++++ RECORDS FOR THE EXERCISE ++++

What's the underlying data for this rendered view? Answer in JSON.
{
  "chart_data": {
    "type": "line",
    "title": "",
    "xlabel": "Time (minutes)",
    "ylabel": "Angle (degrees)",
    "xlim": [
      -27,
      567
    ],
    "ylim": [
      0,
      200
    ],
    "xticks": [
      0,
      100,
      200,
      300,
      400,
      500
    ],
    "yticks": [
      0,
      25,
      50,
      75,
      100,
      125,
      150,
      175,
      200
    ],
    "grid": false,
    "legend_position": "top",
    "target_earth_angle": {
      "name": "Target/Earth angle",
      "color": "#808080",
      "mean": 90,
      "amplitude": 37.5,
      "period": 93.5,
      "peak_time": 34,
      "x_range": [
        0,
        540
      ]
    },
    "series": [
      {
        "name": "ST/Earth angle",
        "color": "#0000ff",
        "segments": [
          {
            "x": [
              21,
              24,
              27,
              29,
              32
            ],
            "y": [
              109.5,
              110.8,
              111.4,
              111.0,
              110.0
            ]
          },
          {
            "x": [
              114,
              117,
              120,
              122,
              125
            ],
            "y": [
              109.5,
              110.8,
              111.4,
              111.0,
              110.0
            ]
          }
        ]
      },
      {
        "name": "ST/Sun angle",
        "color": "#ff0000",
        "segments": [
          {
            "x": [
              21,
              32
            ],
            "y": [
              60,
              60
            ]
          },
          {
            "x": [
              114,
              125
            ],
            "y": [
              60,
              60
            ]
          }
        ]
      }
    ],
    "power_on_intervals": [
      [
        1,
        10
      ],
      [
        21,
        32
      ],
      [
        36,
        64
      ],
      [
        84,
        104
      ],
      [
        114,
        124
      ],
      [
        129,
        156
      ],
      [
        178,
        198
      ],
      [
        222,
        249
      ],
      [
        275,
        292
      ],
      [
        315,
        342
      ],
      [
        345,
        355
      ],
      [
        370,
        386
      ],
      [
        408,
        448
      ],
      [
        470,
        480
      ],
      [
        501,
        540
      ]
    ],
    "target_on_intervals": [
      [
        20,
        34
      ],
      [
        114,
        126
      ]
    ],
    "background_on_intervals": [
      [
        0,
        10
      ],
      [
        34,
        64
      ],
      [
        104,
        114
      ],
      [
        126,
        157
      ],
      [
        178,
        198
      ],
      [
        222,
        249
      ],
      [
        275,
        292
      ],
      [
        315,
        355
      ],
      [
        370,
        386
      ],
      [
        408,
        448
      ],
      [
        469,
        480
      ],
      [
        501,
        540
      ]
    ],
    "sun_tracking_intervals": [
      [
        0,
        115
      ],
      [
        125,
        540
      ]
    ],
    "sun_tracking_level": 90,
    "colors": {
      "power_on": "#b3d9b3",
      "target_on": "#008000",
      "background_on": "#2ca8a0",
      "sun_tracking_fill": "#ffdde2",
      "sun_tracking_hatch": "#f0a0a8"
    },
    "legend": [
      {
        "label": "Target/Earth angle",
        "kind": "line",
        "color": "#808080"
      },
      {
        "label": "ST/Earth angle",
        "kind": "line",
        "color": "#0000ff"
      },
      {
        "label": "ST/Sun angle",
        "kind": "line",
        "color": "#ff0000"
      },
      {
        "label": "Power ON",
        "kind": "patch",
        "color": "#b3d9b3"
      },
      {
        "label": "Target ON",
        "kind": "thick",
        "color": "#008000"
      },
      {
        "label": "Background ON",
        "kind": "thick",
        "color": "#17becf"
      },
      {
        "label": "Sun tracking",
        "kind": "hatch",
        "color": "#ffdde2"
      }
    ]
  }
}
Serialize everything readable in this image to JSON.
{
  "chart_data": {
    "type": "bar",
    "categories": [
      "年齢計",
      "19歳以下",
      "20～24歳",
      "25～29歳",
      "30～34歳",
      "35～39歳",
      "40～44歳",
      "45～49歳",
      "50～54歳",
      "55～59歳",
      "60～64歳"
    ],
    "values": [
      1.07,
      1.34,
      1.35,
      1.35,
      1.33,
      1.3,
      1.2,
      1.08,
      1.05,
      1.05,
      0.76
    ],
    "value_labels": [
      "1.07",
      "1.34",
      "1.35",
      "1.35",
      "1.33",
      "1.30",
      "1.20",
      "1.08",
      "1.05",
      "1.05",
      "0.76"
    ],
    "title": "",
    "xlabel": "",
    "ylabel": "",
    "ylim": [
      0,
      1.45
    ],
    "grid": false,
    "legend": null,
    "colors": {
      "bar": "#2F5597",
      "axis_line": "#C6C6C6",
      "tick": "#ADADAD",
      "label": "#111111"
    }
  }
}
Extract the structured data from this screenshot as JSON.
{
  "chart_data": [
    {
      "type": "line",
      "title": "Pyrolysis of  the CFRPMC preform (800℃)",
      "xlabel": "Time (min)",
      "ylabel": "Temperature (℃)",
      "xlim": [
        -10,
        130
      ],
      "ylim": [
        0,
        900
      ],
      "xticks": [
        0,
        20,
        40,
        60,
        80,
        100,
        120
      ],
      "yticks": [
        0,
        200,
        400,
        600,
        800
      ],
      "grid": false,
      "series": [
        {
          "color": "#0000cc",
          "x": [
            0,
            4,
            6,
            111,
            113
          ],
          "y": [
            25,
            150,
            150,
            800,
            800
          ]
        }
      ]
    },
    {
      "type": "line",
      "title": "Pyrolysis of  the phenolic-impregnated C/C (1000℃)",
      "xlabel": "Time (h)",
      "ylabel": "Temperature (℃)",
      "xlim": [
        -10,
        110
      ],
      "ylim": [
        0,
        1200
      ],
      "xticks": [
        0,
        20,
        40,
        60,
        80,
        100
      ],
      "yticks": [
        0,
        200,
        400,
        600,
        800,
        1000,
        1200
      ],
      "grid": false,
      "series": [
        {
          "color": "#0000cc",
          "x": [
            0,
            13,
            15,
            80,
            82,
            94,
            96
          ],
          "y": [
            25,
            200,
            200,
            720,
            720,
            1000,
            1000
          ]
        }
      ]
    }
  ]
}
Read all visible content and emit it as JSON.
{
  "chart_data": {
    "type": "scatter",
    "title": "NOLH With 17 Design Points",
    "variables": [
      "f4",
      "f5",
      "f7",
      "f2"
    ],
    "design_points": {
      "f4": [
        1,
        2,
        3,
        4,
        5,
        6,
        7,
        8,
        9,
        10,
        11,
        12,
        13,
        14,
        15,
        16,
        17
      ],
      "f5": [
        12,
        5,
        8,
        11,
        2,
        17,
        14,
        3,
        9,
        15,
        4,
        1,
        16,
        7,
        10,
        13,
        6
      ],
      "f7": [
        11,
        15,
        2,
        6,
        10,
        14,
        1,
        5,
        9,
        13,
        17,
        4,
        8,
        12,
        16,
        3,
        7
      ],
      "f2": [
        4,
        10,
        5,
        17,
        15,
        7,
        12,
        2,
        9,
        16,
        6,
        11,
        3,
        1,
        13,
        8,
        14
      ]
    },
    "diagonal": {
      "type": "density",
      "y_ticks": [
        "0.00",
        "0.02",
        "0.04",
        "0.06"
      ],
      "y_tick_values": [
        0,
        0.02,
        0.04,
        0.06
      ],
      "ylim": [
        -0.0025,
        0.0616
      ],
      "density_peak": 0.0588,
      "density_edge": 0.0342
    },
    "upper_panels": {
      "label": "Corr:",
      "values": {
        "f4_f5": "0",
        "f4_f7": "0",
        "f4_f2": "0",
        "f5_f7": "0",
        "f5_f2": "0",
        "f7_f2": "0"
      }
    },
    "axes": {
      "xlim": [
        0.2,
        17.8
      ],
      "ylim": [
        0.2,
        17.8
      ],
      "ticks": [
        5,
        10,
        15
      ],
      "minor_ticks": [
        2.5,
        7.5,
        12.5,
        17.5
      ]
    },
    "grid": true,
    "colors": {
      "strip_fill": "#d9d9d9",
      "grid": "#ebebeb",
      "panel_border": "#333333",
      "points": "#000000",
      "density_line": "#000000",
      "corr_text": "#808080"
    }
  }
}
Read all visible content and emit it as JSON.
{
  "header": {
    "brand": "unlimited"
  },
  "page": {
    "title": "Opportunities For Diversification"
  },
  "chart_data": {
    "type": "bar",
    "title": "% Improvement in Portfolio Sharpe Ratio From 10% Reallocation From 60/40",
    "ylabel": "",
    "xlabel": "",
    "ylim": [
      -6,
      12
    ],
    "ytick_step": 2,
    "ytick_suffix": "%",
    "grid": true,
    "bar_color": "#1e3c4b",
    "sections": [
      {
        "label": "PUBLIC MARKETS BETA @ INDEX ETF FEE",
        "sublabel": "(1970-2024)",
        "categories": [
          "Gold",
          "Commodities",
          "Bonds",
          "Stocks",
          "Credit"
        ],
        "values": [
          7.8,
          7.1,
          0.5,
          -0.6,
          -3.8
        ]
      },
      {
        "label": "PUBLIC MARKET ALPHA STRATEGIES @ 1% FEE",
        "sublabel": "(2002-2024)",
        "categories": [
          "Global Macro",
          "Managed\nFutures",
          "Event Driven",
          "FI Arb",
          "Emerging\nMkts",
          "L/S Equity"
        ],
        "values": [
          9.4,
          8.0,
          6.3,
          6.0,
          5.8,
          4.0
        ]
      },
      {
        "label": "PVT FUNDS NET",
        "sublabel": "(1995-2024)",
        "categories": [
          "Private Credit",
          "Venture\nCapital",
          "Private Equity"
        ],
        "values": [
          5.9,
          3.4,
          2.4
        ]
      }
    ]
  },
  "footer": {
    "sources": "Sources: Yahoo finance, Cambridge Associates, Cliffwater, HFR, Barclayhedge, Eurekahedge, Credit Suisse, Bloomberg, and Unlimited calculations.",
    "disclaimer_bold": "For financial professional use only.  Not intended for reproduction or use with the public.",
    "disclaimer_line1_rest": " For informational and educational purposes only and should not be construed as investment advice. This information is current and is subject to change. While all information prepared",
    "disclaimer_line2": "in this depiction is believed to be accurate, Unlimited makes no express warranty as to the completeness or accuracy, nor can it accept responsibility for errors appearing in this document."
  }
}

++++

_THE REQUEST_
Pull every line containing "Credit" from the data.

_ANSWER FOR THIS EXERCISE_
          "Credit"
          "Private Credit",
    "sources": "Sources: Yahoo finance, Cambridge Associates, Cliffwater, HFR, Barclayhedge, Eurekahedge, Credit Suisse, Bloomberg, and Unlimited calculations.",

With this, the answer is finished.